[Records from a data collection]
((

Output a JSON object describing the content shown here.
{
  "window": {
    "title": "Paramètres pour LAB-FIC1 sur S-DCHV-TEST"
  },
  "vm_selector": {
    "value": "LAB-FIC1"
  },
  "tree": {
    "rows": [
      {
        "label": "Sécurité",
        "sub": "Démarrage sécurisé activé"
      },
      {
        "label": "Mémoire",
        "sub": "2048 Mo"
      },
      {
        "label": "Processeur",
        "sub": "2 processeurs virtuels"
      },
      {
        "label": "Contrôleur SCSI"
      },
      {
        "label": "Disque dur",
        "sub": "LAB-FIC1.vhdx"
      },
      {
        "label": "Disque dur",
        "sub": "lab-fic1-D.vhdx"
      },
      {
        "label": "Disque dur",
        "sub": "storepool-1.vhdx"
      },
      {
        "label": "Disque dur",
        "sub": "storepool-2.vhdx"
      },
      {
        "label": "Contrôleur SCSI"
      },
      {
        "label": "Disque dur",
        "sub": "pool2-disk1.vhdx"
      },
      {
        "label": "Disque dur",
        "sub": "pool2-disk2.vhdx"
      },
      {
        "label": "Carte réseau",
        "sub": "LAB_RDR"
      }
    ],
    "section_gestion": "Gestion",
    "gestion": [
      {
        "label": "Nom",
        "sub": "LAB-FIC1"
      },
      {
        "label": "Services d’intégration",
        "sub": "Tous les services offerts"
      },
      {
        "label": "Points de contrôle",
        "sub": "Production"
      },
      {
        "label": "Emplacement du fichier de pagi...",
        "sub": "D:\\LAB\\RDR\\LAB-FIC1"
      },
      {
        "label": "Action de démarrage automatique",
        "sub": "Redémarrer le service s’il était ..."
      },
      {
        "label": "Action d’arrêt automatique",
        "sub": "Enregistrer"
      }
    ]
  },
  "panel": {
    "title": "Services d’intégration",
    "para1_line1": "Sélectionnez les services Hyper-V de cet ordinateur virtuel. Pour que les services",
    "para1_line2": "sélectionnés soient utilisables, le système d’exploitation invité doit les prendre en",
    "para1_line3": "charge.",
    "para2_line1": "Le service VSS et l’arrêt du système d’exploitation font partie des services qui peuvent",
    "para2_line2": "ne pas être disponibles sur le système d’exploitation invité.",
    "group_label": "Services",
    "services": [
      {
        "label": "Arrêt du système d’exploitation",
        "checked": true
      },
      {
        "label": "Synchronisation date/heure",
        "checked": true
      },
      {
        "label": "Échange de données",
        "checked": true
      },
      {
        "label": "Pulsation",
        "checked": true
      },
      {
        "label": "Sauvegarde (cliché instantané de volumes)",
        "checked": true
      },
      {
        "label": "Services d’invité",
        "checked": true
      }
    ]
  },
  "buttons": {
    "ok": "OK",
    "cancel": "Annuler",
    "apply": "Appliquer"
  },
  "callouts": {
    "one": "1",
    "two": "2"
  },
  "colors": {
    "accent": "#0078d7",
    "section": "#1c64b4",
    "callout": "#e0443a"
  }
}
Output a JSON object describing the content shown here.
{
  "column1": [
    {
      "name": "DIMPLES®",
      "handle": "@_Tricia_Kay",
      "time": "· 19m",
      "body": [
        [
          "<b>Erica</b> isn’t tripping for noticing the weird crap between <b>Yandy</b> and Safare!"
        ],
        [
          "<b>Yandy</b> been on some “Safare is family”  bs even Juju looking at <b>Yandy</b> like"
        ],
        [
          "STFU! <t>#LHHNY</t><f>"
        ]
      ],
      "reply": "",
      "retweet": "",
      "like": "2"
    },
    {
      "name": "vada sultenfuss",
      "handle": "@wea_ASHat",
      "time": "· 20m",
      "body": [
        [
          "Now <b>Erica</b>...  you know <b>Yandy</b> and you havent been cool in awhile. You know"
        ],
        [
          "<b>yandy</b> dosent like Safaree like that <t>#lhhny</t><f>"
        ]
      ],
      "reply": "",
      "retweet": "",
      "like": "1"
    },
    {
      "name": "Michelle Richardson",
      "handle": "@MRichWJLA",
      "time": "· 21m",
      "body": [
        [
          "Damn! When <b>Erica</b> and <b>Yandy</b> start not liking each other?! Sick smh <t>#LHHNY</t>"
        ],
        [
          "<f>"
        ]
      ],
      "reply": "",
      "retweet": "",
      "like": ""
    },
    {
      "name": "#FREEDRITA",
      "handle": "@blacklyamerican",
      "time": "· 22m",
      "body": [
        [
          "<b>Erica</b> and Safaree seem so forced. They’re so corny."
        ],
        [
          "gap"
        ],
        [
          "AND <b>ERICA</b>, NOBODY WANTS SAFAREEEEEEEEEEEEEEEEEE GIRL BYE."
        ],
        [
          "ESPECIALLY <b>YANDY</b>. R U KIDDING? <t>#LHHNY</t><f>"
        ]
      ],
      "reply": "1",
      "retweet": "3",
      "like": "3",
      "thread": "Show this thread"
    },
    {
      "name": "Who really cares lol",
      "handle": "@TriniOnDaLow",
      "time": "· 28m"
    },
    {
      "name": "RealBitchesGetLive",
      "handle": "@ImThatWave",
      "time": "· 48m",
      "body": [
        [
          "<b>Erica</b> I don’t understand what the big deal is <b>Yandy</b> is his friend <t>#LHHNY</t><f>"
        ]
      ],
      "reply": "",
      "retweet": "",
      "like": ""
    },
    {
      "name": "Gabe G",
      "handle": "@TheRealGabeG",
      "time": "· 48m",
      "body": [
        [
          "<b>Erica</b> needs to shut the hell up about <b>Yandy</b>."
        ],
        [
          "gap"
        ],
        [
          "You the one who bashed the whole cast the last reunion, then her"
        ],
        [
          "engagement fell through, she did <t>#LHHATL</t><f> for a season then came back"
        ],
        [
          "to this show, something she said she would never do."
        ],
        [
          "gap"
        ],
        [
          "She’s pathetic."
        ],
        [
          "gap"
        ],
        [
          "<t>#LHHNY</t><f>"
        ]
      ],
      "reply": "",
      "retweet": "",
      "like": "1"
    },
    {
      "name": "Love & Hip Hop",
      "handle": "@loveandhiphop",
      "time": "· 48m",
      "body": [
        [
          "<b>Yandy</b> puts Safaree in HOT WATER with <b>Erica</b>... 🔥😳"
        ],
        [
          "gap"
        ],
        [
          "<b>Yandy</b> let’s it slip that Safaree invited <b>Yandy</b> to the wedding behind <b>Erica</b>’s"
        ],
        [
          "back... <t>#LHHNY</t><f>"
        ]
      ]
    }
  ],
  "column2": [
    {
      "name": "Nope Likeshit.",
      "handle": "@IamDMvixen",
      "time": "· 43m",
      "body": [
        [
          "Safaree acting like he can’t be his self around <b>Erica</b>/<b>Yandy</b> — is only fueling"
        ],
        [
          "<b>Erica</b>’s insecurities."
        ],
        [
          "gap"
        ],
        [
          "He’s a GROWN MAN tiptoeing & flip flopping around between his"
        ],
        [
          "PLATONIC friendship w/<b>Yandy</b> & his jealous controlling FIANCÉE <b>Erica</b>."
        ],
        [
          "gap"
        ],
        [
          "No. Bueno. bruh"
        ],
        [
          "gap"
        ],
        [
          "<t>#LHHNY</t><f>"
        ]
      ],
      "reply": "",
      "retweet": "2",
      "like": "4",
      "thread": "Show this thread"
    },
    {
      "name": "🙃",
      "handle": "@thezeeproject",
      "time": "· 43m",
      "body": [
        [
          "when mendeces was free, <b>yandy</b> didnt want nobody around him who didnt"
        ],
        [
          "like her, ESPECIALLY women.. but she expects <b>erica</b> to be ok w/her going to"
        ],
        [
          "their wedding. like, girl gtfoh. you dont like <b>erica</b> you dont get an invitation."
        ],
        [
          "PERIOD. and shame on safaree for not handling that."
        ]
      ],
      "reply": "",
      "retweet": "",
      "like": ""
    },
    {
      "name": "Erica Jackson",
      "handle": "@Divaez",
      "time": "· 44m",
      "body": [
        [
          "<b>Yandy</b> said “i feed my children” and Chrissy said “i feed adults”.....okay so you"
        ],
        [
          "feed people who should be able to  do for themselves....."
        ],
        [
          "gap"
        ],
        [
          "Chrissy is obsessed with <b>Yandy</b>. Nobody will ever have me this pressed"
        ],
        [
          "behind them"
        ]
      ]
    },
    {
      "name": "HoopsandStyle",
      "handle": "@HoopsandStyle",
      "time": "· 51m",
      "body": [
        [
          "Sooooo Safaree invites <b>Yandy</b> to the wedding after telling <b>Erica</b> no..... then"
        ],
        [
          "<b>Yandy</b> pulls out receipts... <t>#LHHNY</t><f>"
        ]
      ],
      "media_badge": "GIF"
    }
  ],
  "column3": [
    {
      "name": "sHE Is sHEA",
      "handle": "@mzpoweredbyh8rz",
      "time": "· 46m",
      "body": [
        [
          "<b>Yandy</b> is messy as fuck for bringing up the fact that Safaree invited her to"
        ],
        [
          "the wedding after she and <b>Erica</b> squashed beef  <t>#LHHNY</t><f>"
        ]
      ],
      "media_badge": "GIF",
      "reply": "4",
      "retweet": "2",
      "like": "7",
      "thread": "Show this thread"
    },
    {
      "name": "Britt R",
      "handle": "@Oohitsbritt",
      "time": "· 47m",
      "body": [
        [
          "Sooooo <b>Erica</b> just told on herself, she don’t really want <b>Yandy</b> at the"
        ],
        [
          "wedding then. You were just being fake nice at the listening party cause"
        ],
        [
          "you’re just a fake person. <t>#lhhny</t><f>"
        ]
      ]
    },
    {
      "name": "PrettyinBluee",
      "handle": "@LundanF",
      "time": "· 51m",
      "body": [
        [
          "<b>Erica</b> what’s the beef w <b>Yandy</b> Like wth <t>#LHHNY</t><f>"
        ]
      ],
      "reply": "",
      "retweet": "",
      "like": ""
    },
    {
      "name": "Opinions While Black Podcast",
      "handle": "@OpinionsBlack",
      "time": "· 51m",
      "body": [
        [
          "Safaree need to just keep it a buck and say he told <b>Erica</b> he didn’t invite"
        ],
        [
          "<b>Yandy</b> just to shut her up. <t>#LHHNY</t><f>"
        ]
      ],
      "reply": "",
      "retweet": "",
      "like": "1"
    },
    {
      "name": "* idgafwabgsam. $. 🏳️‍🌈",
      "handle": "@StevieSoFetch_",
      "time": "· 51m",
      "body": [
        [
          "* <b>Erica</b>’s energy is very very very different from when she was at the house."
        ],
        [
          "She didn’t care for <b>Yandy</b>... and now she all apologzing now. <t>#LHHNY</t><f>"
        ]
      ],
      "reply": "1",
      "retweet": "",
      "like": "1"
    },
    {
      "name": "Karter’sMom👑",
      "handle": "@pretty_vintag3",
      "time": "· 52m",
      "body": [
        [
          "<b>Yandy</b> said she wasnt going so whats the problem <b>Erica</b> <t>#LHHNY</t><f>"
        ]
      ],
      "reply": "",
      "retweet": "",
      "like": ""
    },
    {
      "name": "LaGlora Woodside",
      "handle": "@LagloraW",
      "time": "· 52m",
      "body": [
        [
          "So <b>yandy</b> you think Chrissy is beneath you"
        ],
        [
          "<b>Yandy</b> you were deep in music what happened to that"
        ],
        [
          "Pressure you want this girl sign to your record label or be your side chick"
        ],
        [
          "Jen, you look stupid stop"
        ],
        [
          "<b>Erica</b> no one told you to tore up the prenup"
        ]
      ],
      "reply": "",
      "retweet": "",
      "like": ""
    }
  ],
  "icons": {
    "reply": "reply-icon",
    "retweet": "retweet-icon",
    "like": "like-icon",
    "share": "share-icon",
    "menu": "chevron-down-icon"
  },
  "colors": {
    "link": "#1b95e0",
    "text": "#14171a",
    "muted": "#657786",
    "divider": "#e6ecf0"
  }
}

))

### [WHAT YOU HAVE TO DO]
Go through the records and show every line with the string "Action" in it.

### [TASK OUTPUT]
        "label": "Action de démarrage automatique",
        "label": "Action d’arrêt automatique",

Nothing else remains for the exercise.